Rows from a dataset
──────────────────────────────

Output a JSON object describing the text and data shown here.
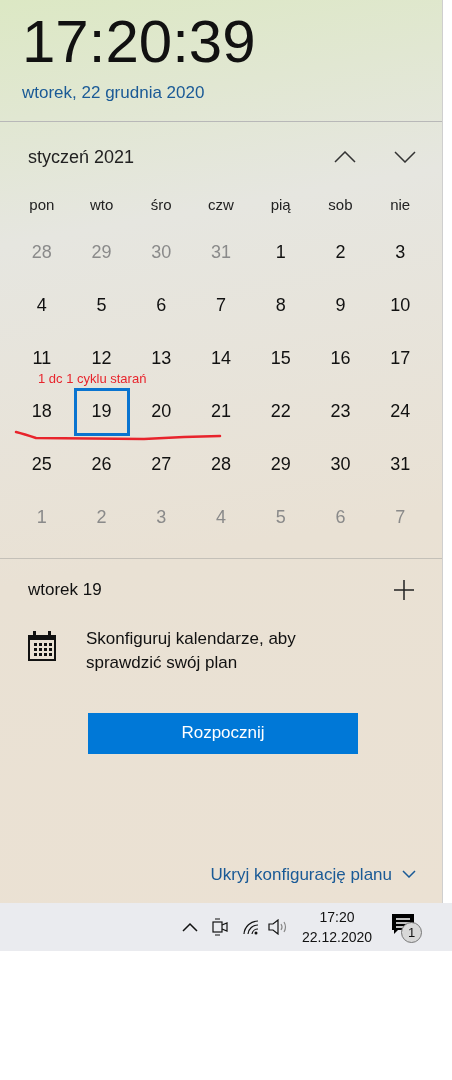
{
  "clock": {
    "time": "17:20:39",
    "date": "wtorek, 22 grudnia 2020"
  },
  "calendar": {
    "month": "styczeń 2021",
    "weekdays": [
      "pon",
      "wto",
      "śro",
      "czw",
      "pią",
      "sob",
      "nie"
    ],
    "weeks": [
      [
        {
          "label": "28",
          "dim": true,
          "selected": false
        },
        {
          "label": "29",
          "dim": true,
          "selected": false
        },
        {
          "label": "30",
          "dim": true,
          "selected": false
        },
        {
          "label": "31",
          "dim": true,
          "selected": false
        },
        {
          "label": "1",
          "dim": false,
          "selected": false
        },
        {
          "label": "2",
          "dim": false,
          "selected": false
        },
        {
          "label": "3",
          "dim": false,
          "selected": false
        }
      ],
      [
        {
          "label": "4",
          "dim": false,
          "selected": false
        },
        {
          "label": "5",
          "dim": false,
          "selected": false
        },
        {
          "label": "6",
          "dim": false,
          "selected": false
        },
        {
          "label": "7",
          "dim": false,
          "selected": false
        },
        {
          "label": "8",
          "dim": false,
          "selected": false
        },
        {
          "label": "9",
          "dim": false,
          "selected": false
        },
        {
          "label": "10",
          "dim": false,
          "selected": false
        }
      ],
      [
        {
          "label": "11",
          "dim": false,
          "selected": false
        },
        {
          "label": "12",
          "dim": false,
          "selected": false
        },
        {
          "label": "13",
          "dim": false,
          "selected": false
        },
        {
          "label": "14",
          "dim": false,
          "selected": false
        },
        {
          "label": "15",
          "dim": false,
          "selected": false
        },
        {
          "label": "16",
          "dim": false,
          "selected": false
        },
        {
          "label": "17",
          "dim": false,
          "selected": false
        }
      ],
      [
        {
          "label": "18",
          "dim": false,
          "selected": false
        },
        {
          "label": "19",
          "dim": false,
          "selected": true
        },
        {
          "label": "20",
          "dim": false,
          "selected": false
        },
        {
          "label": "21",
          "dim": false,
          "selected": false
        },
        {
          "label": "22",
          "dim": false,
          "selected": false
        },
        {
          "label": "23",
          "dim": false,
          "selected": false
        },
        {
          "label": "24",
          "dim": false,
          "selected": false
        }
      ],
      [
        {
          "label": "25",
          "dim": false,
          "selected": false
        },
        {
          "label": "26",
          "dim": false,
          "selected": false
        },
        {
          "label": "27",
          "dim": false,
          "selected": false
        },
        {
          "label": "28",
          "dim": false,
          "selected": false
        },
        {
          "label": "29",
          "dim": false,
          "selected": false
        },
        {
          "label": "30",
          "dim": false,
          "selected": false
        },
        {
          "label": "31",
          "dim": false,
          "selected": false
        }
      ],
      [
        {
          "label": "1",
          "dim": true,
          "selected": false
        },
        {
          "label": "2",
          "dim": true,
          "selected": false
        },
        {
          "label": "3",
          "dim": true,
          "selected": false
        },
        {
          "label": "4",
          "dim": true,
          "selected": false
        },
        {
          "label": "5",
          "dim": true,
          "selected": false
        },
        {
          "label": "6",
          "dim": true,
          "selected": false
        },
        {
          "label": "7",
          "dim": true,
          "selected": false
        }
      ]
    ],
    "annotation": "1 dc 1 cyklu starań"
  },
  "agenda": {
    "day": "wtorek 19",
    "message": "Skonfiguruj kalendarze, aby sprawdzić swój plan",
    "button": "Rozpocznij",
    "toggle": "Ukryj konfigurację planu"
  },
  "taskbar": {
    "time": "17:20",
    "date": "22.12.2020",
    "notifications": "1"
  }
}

──────────────────────────────

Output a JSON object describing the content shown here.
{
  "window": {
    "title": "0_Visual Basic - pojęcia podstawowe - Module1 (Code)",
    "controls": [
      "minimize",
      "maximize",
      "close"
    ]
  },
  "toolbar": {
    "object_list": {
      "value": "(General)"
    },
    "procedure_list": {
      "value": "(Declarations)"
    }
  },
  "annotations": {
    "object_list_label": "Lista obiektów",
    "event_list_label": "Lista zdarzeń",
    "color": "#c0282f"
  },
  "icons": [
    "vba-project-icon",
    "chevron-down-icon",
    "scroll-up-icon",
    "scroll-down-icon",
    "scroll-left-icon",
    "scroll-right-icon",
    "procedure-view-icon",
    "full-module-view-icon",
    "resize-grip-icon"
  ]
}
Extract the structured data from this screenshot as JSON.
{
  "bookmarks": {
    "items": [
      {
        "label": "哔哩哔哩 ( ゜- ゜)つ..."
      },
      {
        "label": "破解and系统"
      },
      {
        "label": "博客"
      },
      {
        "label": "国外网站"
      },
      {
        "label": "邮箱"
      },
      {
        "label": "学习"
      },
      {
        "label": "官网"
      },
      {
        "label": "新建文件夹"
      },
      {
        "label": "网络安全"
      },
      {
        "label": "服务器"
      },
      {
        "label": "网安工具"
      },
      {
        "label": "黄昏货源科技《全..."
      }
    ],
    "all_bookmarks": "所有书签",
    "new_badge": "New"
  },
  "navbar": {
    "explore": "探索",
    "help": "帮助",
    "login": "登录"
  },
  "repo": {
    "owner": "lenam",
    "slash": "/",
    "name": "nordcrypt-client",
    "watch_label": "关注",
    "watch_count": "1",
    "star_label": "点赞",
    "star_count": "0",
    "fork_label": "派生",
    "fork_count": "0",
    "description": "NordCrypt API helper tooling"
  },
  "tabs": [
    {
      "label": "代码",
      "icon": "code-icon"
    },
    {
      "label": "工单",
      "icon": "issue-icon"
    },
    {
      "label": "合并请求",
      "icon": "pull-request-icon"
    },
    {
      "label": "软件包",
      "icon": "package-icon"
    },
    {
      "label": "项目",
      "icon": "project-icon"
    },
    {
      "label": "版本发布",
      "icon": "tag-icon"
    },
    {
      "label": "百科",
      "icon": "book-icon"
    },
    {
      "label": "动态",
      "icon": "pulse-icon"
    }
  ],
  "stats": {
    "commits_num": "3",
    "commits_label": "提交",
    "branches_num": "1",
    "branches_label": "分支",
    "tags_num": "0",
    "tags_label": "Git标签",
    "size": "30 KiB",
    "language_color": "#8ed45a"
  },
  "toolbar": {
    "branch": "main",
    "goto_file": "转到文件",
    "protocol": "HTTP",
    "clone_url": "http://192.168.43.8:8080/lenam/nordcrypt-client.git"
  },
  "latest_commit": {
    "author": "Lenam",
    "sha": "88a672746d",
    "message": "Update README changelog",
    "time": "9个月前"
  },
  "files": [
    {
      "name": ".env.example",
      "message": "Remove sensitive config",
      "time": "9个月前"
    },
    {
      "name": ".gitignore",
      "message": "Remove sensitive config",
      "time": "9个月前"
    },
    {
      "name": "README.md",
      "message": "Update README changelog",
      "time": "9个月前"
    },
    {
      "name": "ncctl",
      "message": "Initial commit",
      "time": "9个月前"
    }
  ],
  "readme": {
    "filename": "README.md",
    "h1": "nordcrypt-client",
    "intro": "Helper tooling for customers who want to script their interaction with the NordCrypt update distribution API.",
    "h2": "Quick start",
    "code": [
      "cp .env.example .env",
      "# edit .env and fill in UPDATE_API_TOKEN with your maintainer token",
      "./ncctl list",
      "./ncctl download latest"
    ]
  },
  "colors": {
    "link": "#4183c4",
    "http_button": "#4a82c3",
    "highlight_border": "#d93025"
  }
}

──────────────────────────────

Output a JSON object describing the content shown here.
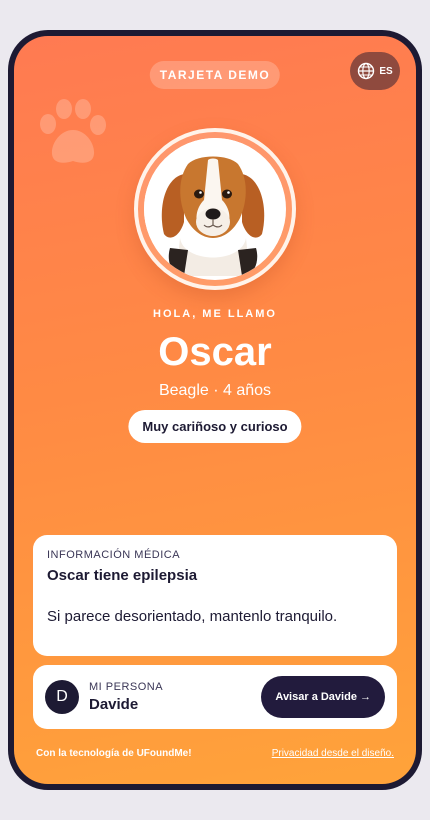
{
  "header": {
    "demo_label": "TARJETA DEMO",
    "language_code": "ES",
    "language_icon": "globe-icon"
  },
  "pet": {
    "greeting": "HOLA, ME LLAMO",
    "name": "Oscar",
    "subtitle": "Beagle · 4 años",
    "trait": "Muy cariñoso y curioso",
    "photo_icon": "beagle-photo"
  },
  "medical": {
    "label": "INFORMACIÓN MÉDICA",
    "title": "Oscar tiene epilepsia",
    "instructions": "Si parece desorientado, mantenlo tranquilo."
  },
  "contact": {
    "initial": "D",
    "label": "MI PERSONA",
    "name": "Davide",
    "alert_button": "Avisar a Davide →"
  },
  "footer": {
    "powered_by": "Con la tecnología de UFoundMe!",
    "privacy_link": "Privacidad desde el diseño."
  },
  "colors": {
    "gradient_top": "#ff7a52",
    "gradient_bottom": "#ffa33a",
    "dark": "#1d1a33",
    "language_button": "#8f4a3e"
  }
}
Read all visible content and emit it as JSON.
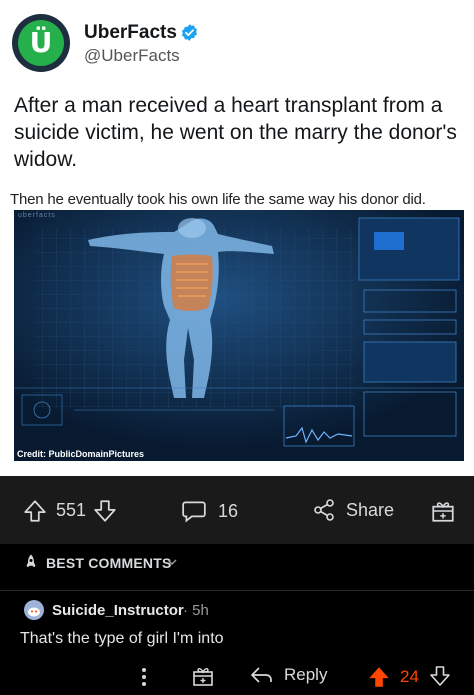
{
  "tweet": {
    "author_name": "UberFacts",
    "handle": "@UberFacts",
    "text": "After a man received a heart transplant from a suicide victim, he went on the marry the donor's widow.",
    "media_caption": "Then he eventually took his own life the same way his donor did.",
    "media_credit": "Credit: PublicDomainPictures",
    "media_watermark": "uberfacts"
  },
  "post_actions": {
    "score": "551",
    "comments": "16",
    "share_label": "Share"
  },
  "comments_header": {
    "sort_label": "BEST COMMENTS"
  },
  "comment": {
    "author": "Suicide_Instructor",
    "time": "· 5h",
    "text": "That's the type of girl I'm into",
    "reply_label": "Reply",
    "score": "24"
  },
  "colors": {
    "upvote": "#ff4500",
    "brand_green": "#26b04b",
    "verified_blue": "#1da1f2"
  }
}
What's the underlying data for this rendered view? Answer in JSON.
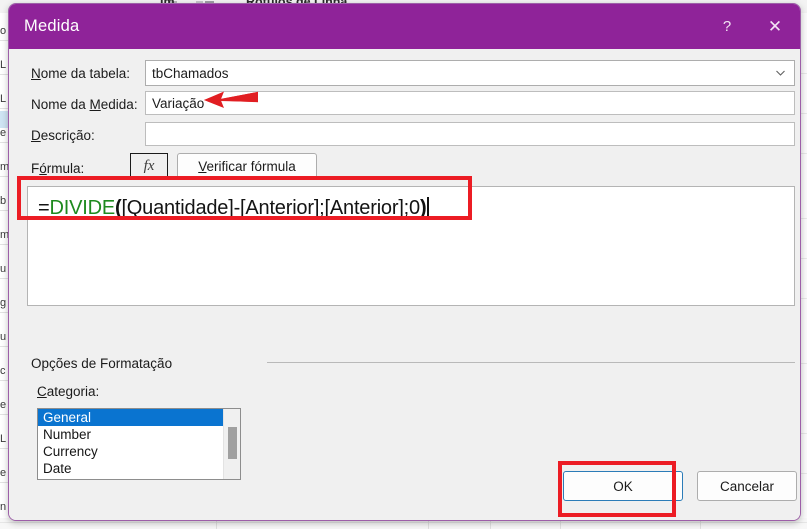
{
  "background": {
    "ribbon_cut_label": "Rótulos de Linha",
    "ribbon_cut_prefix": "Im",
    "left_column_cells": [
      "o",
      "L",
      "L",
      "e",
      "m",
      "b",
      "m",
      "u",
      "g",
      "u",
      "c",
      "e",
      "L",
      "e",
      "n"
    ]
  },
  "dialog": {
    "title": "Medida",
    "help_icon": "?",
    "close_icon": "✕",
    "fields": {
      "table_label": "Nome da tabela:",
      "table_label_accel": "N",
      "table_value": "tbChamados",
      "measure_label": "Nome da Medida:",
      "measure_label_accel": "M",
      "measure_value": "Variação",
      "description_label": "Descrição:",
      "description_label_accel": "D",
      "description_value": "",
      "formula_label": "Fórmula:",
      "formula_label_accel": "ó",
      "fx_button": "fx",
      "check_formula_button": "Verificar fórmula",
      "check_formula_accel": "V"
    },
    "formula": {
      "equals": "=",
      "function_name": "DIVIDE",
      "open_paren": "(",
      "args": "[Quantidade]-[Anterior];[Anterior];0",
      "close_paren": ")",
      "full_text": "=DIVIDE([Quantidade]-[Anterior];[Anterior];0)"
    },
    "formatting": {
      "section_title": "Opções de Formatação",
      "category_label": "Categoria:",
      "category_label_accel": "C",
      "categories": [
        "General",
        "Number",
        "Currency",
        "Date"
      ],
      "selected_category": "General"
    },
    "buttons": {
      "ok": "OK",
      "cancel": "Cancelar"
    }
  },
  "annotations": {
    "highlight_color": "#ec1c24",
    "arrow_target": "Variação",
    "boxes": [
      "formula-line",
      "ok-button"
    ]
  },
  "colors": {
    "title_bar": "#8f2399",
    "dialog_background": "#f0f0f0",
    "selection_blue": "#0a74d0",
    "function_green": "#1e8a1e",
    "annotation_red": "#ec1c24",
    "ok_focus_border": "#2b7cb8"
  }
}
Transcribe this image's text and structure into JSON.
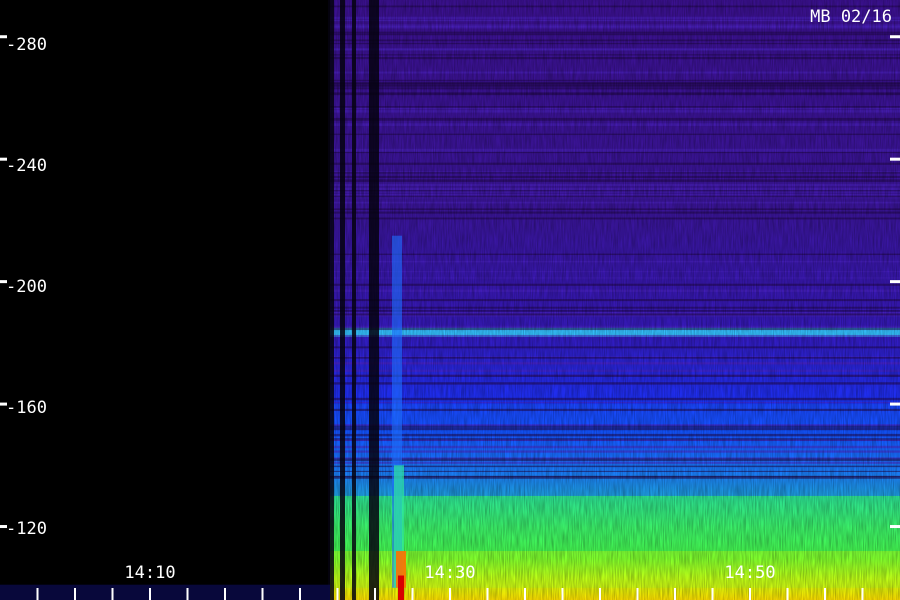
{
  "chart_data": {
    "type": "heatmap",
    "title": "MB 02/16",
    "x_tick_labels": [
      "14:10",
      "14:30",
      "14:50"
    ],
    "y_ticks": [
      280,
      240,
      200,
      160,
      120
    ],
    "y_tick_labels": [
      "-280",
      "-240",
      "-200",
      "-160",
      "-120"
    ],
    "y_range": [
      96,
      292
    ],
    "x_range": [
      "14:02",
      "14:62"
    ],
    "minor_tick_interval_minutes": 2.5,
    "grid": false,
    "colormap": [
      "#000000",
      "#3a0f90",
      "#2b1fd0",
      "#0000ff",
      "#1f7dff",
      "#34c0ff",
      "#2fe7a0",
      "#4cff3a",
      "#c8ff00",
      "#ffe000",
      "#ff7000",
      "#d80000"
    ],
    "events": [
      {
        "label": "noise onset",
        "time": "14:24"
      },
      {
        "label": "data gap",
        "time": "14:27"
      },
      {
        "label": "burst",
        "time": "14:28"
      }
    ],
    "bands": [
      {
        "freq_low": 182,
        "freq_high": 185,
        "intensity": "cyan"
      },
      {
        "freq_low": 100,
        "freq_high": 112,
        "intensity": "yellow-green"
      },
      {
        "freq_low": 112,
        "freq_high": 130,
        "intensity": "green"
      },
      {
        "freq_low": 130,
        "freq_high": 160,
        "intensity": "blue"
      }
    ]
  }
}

──────────────────────────────

### Exercise prompt:
From the data above, copy out every line with the string "tooling" in it.

### Answer below:
    "description": "NordCrypt API helper tooling"
    "intro": "Helper tooling for customers who want to script their interaction with the NordCrypt update distribution API.",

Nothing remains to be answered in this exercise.